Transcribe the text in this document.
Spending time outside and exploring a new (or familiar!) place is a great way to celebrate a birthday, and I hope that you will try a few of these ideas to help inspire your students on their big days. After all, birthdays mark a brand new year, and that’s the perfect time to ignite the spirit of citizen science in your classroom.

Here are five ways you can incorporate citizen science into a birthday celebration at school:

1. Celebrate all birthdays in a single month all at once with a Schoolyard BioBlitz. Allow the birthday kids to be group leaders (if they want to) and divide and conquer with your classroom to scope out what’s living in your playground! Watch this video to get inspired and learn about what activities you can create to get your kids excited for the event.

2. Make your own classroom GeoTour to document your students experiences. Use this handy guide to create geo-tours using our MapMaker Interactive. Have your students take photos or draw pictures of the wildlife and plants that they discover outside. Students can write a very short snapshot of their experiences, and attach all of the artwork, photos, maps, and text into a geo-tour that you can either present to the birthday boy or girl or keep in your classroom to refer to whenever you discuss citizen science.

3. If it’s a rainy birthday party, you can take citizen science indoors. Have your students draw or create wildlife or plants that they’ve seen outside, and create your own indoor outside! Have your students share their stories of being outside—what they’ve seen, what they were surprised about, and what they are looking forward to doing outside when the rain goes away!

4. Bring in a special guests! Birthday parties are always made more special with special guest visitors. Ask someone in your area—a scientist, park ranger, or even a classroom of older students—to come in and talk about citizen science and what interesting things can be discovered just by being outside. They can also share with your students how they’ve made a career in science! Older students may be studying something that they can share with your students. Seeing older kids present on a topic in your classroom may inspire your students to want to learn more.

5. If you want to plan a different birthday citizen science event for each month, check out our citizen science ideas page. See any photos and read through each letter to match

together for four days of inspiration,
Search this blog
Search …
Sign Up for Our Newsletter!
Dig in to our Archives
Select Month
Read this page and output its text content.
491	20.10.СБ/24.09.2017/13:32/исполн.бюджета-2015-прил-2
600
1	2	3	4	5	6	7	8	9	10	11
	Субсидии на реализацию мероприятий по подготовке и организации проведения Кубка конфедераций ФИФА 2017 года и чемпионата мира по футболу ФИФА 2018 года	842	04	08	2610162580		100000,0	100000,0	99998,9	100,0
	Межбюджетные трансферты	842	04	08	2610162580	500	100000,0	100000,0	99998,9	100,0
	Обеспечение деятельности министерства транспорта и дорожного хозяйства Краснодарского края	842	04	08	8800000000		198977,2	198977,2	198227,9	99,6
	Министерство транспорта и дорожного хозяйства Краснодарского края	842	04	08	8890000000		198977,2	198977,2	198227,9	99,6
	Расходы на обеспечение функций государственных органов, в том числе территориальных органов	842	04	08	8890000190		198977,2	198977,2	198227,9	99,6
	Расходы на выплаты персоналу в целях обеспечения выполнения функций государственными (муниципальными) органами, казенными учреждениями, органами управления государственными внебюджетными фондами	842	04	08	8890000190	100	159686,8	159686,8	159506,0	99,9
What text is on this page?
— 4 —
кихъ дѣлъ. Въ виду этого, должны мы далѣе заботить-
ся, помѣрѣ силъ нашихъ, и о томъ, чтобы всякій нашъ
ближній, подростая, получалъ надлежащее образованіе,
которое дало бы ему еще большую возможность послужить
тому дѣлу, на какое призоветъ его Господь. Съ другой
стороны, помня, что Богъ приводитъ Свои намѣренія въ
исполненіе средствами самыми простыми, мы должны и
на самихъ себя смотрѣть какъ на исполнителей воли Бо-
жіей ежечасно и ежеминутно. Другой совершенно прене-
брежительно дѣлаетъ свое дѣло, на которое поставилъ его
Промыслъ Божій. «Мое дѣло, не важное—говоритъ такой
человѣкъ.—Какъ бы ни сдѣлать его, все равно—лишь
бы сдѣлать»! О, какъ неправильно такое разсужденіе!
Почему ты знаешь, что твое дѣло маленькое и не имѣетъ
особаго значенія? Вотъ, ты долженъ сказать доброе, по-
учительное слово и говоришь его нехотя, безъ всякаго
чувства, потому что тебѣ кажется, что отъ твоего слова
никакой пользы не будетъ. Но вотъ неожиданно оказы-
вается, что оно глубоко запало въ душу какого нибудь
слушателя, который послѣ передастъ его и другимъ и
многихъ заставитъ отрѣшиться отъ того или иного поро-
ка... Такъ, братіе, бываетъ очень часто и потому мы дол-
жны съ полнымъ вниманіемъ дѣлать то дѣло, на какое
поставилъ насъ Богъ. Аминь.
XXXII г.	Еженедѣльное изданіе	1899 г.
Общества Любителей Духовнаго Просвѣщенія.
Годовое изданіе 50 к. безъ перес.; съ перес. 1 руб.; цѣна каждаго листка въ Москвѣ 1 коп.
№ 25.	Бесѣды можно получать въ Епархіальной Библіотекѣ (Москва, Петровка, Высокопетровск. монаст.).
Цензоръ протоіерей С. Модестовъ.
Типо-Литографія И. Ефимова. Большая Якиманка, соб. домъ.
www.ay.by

Exercise prompt: Reproduce every record, matching each line exactly.

Reply:
Transcribe the text in this document.
Spending time outside and exploring a new (or familiar!) place is a great way to celebrate a birthday, and I hope that you will try a few of these ideas to help inspire your students on their big days. After all, birthdays mark a brand new year, and that’s the perfect time to ignite the spirit of citizen science in your classroom.

Here are five ways you can incorporate citizen science into a birthday celebration at school:

1. Celebrate all birthdays in a single month all at once with a Schoolyard BioBlitz. Allow the birthday kids to be group leaders (if they want to) and divide and conquer with your classroom to scope out what’s living in your playground! Watch this video to get inspired and learn about what activities you can create to get your kids excited for the event.

2. Make your own classroom GeoTour to document your students experiences. Use this handy guide to create geo-tours using our MapMaker Interactive. Have your students take photos or draw pictures of the wildlife and plants that they discover outside. Students can write a very short snapshot of their experiences, and attach all of the artwork, photos, maps, and text into a geo-tour that you can either present to the birthday boy or girl or keep in your classroom to refer to whenever you discuss citizen science.

3. If it’s a rainy birthday party, you can take citizen science indoors. Have your students draw or create wildlife or plants that they’ve seen outside, and create your own indoor outside! Have your students share their stories of being outside—what they’ve seen, what they were surprised about, and what they are looking forward to doing outside when the rain goes away!

4. Bring in a special guests! Birthday parties are always made more special with special guest visitors. Ask someone in your area—a scientist, park ranger, or even a classroom of older students—to come in and talk about citizen science and what interesting things can be discovered just by being outside. They can also share with your students how they’ve made a career in science! Older students may be studying something that they can share with your students. Seeing older kids present on a topic in your classroom may inspire your students to want to learn more.

5. If you want to plan a different birthday citizen science event for each month, check out our citizen science ideas page. See any photos and read through each letter to match

together for four days of inspiration,
Search this blog
Search …
Sign Up for Our Newsletter!
Dig in to our Archives
Select Month
Read this page and output its text content.
491	20.10.СБ/24.09.2017/13:32/исполн.бюджета-2015-прил-2
600
1	2	3	4	5	6	7	8	9	10	11
	Субсидии на реализацию мероприятий по подготовке и организации проведения Кубка конфедераций ФИФА 2017 года и чемпионата мира по футболу ФИФА 2018 года	842	04	08	2610162580		100000,0	100000,0	99998,9	100,0
	Межбюджетные трансферты	842	04	08	2610162580	500	100000,0	100000,0	99998,9	100,0
	Обеспечение деятельности министерства транспорта и дорожного хозяйства Краснодарского края	842	04	08	8800000000		198977,2	198977,2	198227,9	99,6
	Министерство транспорта и дорожного хозяйства Краснодарского края	842	04	08	8890000000		198977,2	198977,2	198227,9	99,6
	Расходы на обеспечение функций государственных органов, в том числе территориальных органов	842	04	08	8890000190		198977,2	198977,2	198227,9	99,6
	Расходы на выплаты персоналу в целях обеспечения выполнения функций государственными (муниципальными) органами, казенными учреждениями, органами управления государственными внебюджетными фондами	842	04	08	8890000190	100	159686,8	159686,8	159506,0	99,9
What text is on this page?
— 4 —
кихъ дѣлъ. Въ виду этого, должны мы далѣе заботить-
ся, помѣрѣ силъ нашихъ, и о томъ, чтобы всякій нашъ
ближній, подростая, получалъ надлежащее образованіе,
которое дало бы ему еще большую возможность послужить
тому дѣлу, на какое призоветъ его Господь. Съ другой
стороны, помня, что Богъ приводитъ Свои намѣренія въ
исполненіе средствами самыми простыми, мы должны и
на самихъ себя смотрѣть какъ на исполнителей воли Бо-
жіей ежечасно и ежеминутно. Другой совершенно прене-
брежительно дѣлаетъ свое дѣло, на которое поставилъ его
Промыслъ Божій. «Мое дѣло, не важное—говоритъ такой
человѣкъ.—Какъ бы ни сдѣлать его, все равно—лишь
бы сдѣлать»! О, какъ неправильно такое разсужденіе!
Почему ты знаешь, что твое дѣло маленькое и не имѣетъ
особаго значенія? Вотъ, ты долженъ сказать доброе, по-
учительное слово и говоришь его нехотя, безъ всякаго
чувства, потому что тебѣ кажется, что отъ твоего слова
никакой пользы не будетъ. Но вотъ неожиданно оказы-
вается, что оно глубоко запало въ душу какого нибудь
слушателя, который послѣ передастъ его и другимъ и
многихъ заставитъ отрѣшиться отъ того или иного поро-
ка... Такъ, братіе, бываетъ очень часто и потому мы дол-
жны съ полнымъ вниманіемъ дѣлать то дѣло, на какое
поставилъ насъ Богъ. Аминь.
XXXII г.	Еженедѣльное изданіе	1899 г.
Общества Любителей Духовнаго Просвѣщенія.
Годовое изданіе 50 к. безъ перес.; съ перес. 1 руб.; цѣна каждаго листка въ Москвѣ 1 коп.
№ 25.	Бесѣды можно получать въ Епархіальной Библіотекѣ (Москва, Петровка, Высокопетровск. монаст.).
Цензоръ протоіерей С. Модестовъ.
Типо-Литографія И. Ефимова. Большая Якиманка, соб. домъ.
www.ay.by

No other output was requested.